Problem set:
(A) In the text on holiday shopping ad budgets, which quarter was the first non-holiday season to top $100 billion in digital commerce spending, according to comScore?
(B) Continue the text on holiday shopping ad budgets, starting after its last sentence.
--- Exercise passage Enclosed Below ---
Where should retailers invest their shopping ad budgets this holiday season?
Social media platforms are pushing hard for a bigger piece of a pie that's previously been owned by Google.
The shopping ads landscape has evolved significantly so far in 2017 and, as retailers gear up for the crucial holiday shopping season, some are likely to consider shifting budgets away from Google to reach consumers on several social media sites aggressively pursuing a land grab.
Google holds the number one spot for shopping ads because online search is often the first place consumers go when they start a shopping journey. However, Facebook, Pinterest and other social platforms have all recently ramped up their offerings and could play a bigger role for retailers looking to capitalize on the time consumers spend on social media.
Several trends support the idea that social shopping ads could be on the upswing, including that paid social was the fastest-growing sector of online display spend in 2016, according to "The State of Retailing Online 2016: Marketing and Merchandising" report by Shop.org and Forrester. At the same time, in-store traffic is declining while digital commerce spending continues to hit record numbers, with Q2 2017 as the first non-holiday season to exceed $100 billion, according to figures from comScore.
"Brands have been waiting for quite some time for social channels to incorporate e-commerce opportunities well," Stephen Boidock, director of marketing and business development, Drumroll, told Marketing Dive. "Though met with initial resistance, social users are finally coming around to connecting their pay accounts to social channels."
Taking it up a notch
Broadly defined, shopping campaigns are ads and sponsored posts for specific products that data suggests browsers are interested in and which seamlessly link to a purchasing experience, with differences in capabilities evident by platform. Google is a leader with Google Shopping ads capturing more than half of retail marketers' AdWords budgets in 2016, surpassing Google text ad spending for the first time.
However, Facebook is making inroads with retailers. Seventy-one percent more retailers invested with Facebook ads in 2016 compared with 2015, noted the Shop.org report.
--- End of Enclosed Exercise passage ---
--- Supplied data Enclosed Below ---
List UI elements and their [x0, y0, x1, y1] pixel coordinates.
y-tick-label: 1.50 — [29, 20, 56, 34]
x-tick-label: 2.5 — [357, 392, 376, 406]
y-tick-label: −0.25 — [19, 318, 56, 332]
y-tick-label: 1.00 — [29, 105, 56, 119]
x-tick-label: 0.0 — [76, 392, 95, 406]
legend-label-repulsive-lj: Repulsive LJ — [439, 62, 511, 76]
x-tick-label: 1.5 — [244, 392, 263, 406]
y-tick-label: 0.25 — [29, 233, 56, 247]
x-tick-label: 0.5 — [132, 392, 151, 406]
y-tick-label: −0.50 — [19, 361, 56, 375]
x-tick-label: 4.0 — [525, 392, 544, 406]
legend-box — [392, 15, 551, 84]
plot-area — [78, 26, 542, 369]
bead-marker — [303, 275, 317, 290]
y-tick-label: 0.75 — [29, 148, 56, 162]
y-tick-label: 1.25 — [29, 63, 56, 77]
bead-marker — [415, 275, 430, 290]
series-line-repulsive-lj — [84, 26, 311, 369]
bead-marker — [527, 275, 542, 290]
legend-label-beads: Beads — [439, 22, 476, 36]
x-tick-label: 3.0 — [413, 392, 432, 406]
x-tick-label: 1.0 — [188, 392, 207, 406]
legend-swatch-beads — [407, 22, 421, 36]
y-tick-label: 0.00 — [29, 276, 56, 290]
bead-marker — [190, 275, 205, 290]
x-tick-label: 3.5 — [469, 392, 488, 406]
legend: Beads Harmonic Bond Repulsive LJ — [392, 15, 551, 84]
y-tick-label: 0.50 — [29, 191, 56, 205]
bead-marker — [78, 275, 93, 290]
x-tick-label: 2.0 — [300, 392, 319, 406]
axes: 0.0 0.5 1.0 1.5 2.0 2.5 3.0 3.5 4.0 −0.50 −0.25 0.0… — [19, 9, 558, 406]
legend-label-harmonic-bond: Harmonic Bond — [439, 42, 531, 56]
--- End of Enclosed Supplied data ---
Responses in order:
(A) Q2 2017.

(B)
For the upcoming holiday season, the social media giant is ramping up its efforts to attract retail dollars again with its new Collections format, which integrates video into shopping ads. Because consumers have a strong appetite for digital video, which can paint a better picture of what a product looks like, Facebook also recently enabled marketers to upload product videos to dynamic ads instead of static images.
"Facebook recently rolled out Collection units which bring together the best of video and link ads," Phillip Huynh, New York paid social lead and director at 360i, told Marketing Dive. "Advertisers have been finding exciting ways to use these units, such as combining influencer videos with links driving directly to the products highlighted."
The race for shoppers
Beyond ads, social marketing can work well for retailers because native content isn't as intrusive to the user. Facebook, Instagram, Pinterest and Snapchat all offer ways to create authentic and organic engagement, said Hayley Selch, account executive at Barker.
A growing number of programs enable retailers to take advantage of organic engagements on social media. A new program from MikMak connects retailers' Instagram Stories and Snap Ads with links to e-commerce sites. Early testers include Birchbox and SheaMoisture.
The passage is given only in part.